[TASK TO COMPLETE] Reproduce the listing below word for word, with no pictures.

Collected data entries
==============================

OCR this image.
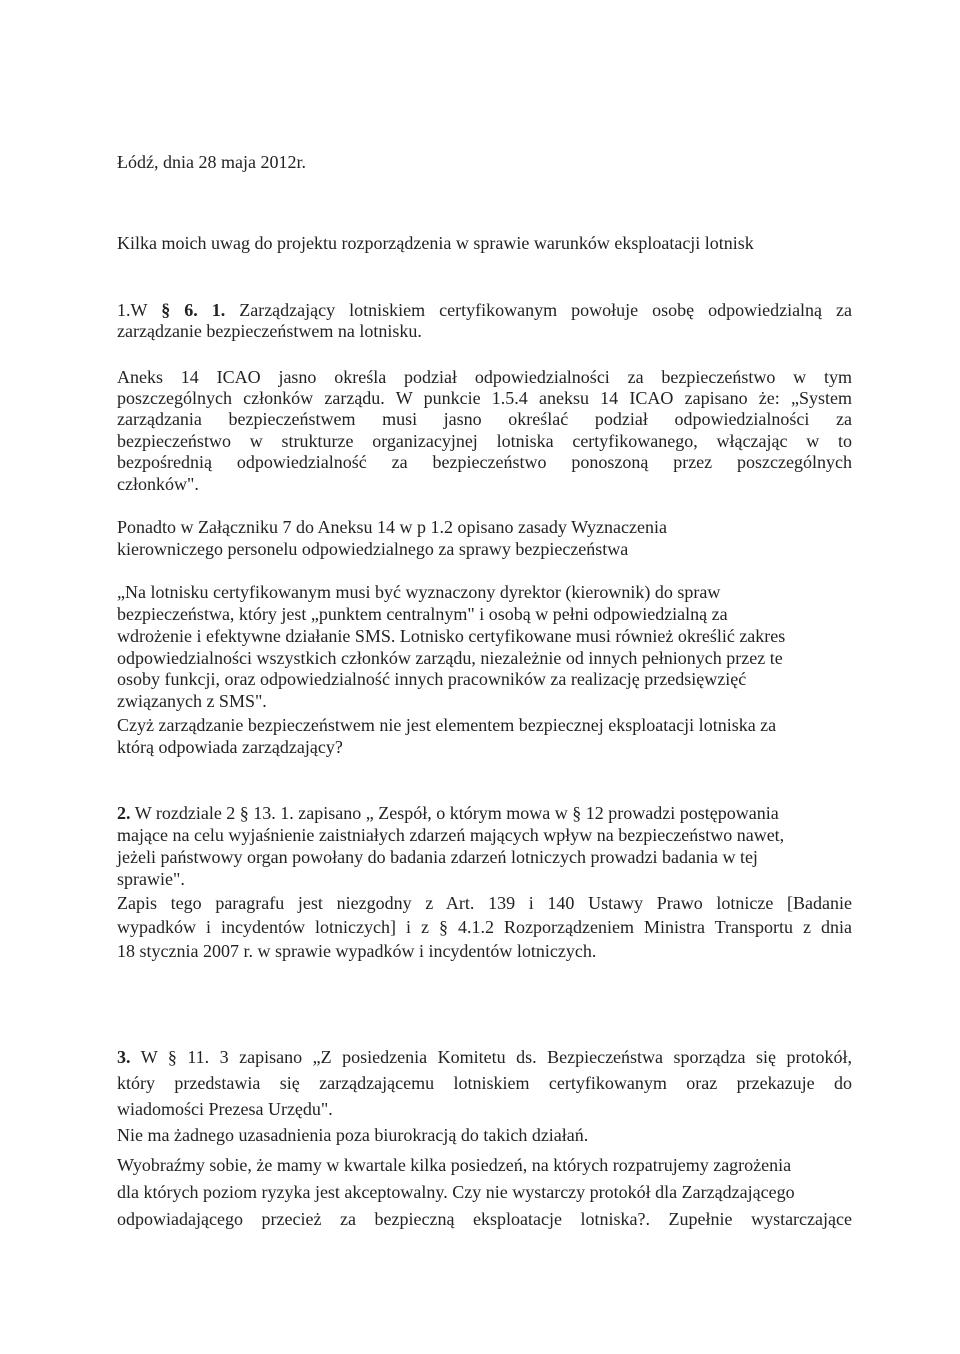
Łódź, dnia 28 maja 2012r.
Kilka moich uwag do projektu rozporządzenia w sprawie warunków eksploatacji lotnisk
1.W § 6. 1. Zarządzający lotniskiem certyfikowanym powołuje osobę odpowiedzialną za
zarządzanie bezpieczeństwem na lotnisku.
Aneks 14 ICAO jasno określa podział odpowiedzialności za bezpieczeństwo w tym
poszczególnych członków zarządu. W punkcie 1.5.4 aneksu 14 ICAO zapisano że: „System
zarządzania bezpieczeństwem musi jasno określać podział odpowiedzialności za
bezpieczeństwo w strukturze organizacyjnej lotniska certyfikowanego, włączając w to
bezpośrednią odpowiedzialność za bezpieczeństwo ponoszoną przez poszczególnych
członków".
Ponadto w Załączniku 7 do Aneksu 14 w p 1.2 opisano zasady Wyznaczenia
kierowniczego personelu odpowiedzialnego za sprawy bezpieczeństwa
„Na lotnisku certyfikowanym musi być wyznaczony dyrektor (kierownik) do spraw
bezpieczeństwa, który jest „punktem centralnym" i osobą w pełni odpowiedzialną za
wdrożenie i efektywne działanie SMS. Lotnisko certyfikowane musi również określić zakres
odpowiedzialności wszystkich członków zarządu, niezależnie od innych pełnionych przez te
osoby funkcji, oraz odpowiedzialność innych pracowników za realizację przedsięwzięć
związanych z SMS".
Czyż zarządzanie bezpieczeństwem nie jest elementem bezpiecznej eksploatacji lotniska za
którą odpowiada zarządzający?
2. W rozdziale 2 § 13. 1. zapisano „ Zespół, o którym mowa w § 12 prowadzi postępowania
mające na celu wyjaśnienie zaistniałych zdarzeń mających wpływ na bezpieczeństwo nawet,
jeżeli państwowy organ powołany do badania zdarzeń lotniczych prowadzi badania w tej
sprawie".
Zapis tego paragrafu jest niezgodny z Art. 139 i 140 Ustawy Prawo lotnicze [Badanie
wypadków i incydentów lotniczych] i z § 4.1.2 Rozporządzeniem Ministra Transportu z dnia
18 stycznia 2007 r. w sprawie wypadków i incydentów lotniczych.
3. W § 11. 3 zapisano „Z posiedzenia Komitetu ds. Bezpieczeństwa sporządza się protokół,
który przedstawia się zarządzającemu lotniskiem certyfikowanym oraz przekazuje do
wiadomości Prezesa Urzędu".
Nie ma żadnego uzasadnienia poza biurokracją do takich działań.
Wyobraźmy sobie, że mamy w kwartale kilka posiedzeń, na których rozpatrujemy zagrożenia
dla których poziom ryzyka jest akceptowalny. Czy nie wystarczy protokół dla Zarządzającego
odpowiadającego przecież za bezpieczną eksploatacje lotniska?. Zupełnie wystarczające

==============================

[TASK RESPONSE]
OCR this image.
Łódź, dnia 28 maja 2012r.
Kilka moich uwag do projektu rozporządzenia w sprawie warunków eksploatacji lotnisk
1.W § 6. 1. Zarządzający lotniskiem certyfikowanym powołuje osobę odpowiedzialną za
zarządzanie bezpieczeństwem na lotnisku.
Aneks 14 ICAO jasno określa podział odpowiedzialności za bezpieczeństwo w tym
poszczególnych członków zarządu. W punkcie 1.5.4 aneksu 14 ICAO zapisano że: „System
zarządzania bezpieczeństwem musi jasno określać podział odpowiedzialności za
bezpieczeństwo w strukturze organizacyjnej lotniska certyfikowanego, włączając w to
bezpośrednią odpowiedzialność za bezpieczeństwo ponoszoną przez poszczególnych
członków".
Ponadto w Załączniku 7 do Aneksu 14 w p 1.2 opisano zasady Wyznaczenia
kierowniczego personelu odpowiedzialnego za sprawy bezpieczeństwa
„Na lotnisku certyfikowanym musi być wyznaczony dyrektor (kierownik) do spraw
bezpieczeństwa, który jest „punktem centralnym" i osobą w pełni odpowiedzialną za
wdrożenie i efektywne działanie SMS. Lotnisko certyfikowane musi również określić zakres
odpowiedzialności wszystkich członków zarządu, niezależnie od innych pełnionych przez te
osoby funkcji, oraz odpowiedzialność innych pracowników za realizację przedsięwzięć
związanych z SMS".
Czyż zarządzanie bezpieczeństwem nie jest elementem bezpiecznej eksploatacji lotniska za
którą odpowiada zarządzający?
2. W rozdziale 2 § 13. 1. zapisano „ Zespół, o którym mowa w § 12 prowadzi postępowania
mające na celu wyjaśnienie zaistniałych zdarzeń mających wpływ na bezpieczeństwo nawet,
jeżeli państwowy organ powołany do badania zdarzeń lotniczych prowadzi badania w tej
sprawie".
Zapis tego paragrafu jest niezgodny z Art. 139 i 140 Ustawy Prawo lotnicze [Badanie
wypadków i incydentów lotniczych] i z § 4.1.2 Rozporządzeniem Ministra Transportu z dnia
18 stycznia 2007 r. w sprawie wypadków i incydentów lotniczych.
3. W § 11. 3 zapisano „Z posiedzenia Komitetu ds. Bezpieczeństwa sporządza się protokół,
który przedstawia się zarządzającemu lotniskiem certyfikowanym oraz przekazuje do
wiadomości Prezesa Urzędu".
Nie ma żadnego uzasadnienia poza biurokracją do takich działań.
Wyobraźmy sobie, że mamy w kwartale kilka posiedzeń, na których rozpatrujemy zagrożenia
dla których poziom ryzyka jest akceptowalny. Czy nie wystarczy protokół dla Zarządzającego
odpowiadającego przecież za bezpieczną eksploatacje lotniska?. Zupełnie wystarczające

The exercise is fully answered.